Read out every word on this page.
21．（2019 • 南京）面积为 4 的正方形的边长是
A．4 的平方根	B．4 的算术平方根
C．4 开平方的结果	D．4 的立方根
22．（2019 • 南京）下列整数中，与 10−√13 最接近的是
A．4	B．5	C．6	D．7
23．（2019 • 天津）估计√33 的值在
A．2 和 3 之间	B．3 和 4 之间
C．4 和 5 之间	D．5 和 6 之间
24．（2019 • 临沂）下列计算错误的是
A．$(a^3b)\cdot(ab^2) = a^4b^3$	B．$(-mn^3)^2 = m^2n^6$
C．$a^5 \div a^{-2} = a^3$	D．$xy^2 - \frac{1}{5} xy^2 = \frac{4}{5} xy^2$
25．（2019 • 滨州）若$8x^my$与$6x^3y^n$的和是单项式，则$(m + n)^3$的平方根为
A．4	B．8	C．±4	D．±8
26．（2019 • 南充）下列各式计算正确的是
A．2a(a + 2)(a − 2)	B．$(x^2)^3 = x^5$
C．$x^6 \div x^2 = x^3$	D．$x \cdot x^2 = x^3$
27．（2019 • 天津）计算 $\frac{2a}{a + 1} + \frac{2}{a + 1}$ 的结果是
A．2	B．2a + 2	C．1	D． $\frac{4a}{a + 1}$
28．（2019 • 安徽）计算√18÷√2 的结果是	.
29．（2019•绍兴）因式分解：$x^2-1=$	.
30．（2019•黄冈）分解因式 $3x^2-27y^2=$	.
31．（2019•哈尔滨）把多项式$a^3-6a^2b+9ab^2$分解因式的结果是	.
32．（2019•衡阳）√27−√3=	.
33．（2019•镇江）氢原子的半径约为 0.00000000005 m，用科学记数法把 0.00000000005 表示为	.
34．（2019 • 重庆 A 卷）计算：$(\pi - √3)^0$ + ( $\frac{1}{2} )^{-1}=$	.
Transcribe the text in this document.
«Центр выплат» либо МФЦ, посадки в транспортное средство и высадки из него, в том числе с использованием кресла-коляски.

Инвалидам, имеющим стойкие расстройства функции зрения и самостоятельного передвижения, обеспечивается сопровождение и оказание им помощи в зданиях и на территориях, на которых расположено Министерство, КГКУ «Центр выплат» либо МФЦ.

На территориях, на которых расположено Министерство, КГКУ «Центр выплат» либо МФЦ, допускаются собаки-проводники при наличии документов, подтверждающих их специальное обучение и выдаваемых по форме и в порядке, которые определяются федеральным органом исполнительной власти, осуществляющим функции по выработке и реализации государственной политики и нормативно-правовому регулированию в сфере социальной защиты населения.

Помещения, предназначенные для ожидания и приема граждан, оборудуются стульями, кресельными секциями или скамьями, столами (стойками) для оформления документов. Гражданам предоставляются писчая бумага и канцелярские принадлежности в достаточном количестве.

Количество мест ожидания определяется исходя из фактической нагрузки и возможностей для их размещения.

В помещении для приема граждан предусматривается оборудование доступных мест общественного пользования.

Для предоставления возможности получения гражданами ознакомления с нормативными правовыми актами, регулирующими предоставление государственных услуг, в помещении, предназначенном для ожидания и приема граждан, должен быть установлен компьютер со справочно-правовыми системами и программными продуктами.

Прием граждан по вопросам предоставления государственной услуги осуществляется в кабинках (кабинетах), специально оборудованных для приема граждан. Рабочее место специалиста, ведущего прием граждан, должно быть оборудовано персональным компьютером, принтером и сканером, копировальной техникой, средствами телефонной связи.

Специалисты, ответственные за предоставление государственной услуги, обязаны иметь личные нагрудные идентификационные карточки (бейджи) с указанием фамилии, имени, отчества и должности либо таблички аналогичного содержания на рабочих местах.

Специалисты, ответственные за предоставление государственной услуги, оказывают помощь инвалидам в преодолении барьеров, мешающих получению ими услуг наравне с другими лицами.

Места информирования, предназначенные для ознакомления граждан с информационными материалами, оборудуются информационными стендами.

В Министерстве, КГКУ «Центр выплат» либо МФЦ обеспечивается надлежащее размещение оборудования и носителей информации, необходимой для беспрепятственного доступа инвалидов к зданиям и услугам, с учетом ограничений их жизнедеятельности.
○ ○ ○ ○ ○ ○ ○
> **What to do**
Give the data again, exactly as it stands.

> **Exercise output**
Read out every word on this page.
21．（2019 • 南京）面积为 4 的正方形的边长是
A．4 的平方根	B．4 的算术平方根
C．4 开平方的结果	D．4 的立方根
22．（2019 • 南京）下列整数中，与 10−√13 最接近的是
A．4	B．5	C．6	D．7
23．（2019 • 天津）估计√33 的值在
A．2 和 3 之间	B．3 和 4 之间
C．4 和 5 之间	D．5 和 6 之间
24．（2019 • 临沂）下列计算错误的是
A．$(a^3b)\cdot(ab^2) = a^4b^3$	B．$(-mn^3)^2 = m^2n^6$
C．$a^5 \div a^{-2} = a^3$	D．$xy^2 - \frac{1}{5} xy^2 = \frac{4}{5} xy^2$
25．（2019 • 滨州）若$8x^my$与$6x^3y^n$的和是单项式，则$(m + n)^3$的平方根为
A．4	B．8	C．±4	D．±8
26．（2019 • 南充）下列各式计算正确的是
A．2a(a + 2)(a − 2)	B．$(x^2)^3 = x^5$
C．$x^6 \div x^2 = x^3$	D．$x \cdot x^2 = x^3$
27．（2019 • 天津）计算 $\frac{2a}{a + 1} + \frac{2}{a + 1}$ 的结果是
A．2	B．2a + 2	C．1	D． $\frac{4a}{a + 1}$
28．（2019 • 安徽）计算√18÷√2 的结果是	.
29．（2019•绍兴）因式分解：$x^2-1=$	.
30．（2019•黄冈）分解因式 $3x^2-27y^2=$	.
31．（2019•哈尔滨）把多项式$a^3-6a^2b+9ab^2$分解因式的结果是	.
32．（2019•衡阳）√27−√3=	.
33．（2019•镇江）氢原子的半径约为 0.00000000005 m，用科学记数法把 0.00000000005 表示为	.
34．（2019 • 重庆 A 卷）计算：$(\pi - √3)^0$ + ( $\frac{1}{2} )^{-1}=$	.
Transcribe the text in this document.
«Центр выплат» либо МФЦ, посадки в транспортное средство и высадки из него, в том числе с использованием кресла-коляски.

Инвалидам, имеющим стойкие расстройства функции зрения и самостоятельного передвижения, обеспечивается сопровождение и оказание им помощи в зданиях и на территориях, на которых расположено Министерство, КГКУ «Центр выплат» либо МФЦ.

На территориях, на которых расположено Министерство, КГКУ «Центр выплат» либо МФЦ, допускаются собаки-проводники при наличии документов, подтверждающих их специальное обучение и выдаваемых по форме и в порядке, которые определяются федеральным органом исполнительной власти, осуществляющим функции по выработке и реализации государственной политики и нормативно-правовому регулированию в сфере социальной защиты населения.

Помещения, предназначенные для ожидания и приема граждан, оборудуются стульями, кресельными секциями или скамьями, столами (стойками) для оформления документов. Гражданам предоставляются писчая бумага и канцелярские принадлежности в достаточном количестве.

Количество мест ожидания определяется исходя из фактической нагрузки и возможностей для их размещения.

В помещении для приема граждан предусматривается оборудование доступных мест общественного пользования.

Для предоставления возможности получения гражданами ознакомления с нормативными правовыми актами, регулирующими предоставление государственных услуг, в помещении, предназначенном для ожидания и приема граждан, должен быть установлен компьютер со справочно-правовыми системами и программными продуктами.

Прием граждан по вопросам предоставления государственной услуги осуществляется в кабинках (кабинетах), специально оборудованных для приема граждан. Рабочее место специалиста, ведущего прием граждан, должно быть оборудовано персональным компьютером, принтером и сканером, копировальной техникой, средствами телефонной связи.

Специалисты, ответственные за предоставление государственной услуги, обязаны иметь личные нагрудные идентификационные карточки (бейджи) с указанием фамилии, имени, отчества и должности либо таблички аналогичного содержания на рабочих местах.

Специалисты, ответственные за предоставление государственной услуги, оказывают помощь инвалидам в преодолении барьеров, мешающих получению ими услуг наравне с другими лицами.

Места информирования, предназначенные для ознакомления граждан с информационными материалами, оборудуются информационными стендами.

В Министерстве, КГКУ «Центр выплат» либо МФЦ обеспечивается надлежащее размещение оборудования и носителей информации, необходимой для беспрепятственного доступа инвалидов к зданиям и услугам, с учетом ограничений их жизнедеятельности.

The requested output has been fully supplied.